PROBLEM: Find the lines containing the word "pickup" and copy every one of them.

DATA TO PROCESS:

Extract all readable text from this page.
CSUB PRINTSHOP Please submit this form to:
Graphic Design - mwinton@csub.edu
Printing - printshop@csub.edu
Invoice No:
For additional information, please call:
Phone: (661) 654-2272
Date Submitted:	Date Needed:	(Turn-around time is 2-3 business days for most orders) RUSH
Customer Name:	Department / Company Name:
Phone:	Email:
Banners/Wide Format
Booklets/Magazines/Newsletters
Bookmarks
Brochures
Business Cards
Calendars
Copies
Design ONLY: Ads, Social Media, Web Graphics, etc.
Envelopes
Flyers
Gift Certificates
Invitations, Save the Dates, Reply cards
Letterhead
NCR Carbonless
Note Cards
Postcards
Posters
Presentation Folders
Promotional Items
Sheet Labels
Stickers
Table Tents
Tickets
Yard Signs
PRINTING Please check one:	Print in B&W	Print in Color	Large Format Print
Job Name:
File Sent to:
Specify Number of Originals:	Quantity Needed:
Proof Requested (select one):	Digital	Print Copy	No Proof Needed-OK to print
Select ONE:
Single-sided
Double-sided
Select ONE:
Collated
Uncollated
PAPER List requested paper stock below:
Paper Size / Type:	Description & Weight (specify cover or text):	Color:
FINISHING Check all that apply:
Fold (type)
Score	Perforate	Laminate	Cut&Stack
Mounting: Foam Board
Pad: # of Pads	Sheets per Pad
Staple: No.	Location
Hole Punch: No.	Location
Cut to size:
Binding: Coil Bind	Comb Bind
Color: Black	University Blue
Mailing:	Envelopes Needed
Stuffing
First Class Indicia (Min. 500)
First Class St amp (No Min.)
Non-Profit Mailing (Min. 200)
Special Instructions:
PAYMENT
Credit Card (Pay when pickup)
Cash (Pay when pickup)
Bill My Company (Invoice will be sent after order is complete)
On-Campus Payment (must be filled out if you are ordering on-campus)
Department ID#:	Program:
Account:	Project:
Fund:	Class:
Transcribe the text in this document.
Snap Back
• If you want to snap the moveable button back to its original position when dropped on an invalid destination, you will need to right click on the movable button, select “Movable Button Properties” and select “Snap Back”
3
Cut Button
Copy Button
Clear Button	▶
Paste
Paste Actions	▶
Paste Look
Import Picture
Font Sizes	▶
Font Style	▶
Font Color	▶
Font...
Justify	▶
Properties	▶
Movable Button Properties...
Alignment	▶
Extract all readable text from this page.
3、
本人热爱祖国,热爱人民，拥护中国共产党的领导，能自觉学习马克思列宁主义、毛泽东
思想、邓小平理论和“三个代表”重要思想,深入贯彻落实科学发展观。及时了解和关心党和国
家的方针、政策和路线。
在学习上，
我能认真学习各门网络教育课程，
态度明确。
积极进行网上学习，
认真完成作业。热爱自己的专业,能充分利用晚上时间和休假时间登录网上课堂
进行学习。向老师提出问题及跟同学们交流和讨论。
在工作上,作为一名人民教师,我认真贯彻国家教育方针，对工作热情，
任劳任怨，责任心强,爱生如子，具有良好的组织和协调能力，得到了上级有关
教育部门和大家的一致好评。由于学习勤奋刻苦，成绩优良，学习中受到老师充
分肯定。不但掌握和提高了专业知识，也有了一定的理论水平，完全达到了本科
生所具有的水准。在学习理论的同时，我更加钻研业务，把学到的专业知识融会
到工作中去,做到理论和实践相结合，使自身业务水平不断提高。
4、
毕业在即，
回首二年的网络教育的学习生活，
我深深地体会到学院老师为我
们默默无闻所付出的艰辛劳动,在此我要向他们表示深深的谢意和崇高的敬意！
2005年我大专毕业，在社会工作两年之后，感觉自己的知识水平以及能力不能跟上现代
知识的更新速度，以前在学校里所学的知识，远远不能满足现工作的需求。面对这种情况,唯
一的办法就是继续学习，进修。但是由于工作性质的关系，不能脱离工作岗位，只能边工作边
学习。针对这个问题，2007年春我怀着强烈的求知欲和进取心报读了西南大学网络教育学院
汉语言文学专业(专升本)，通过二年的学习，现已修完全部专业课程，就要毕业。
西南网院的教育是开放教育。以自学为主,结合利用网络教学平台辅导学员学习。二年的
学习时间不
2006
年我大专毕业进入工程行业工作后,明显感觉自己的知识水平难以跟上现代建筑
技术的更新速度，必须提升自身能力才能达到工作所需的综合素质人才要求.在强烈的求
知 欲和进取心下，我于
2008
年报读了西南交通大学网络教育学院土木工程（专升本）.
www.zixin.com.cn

SOLUTION FOR THIS EXERCISE:
Credit Card (Pay when pickup)
Cash (Pay when pickup)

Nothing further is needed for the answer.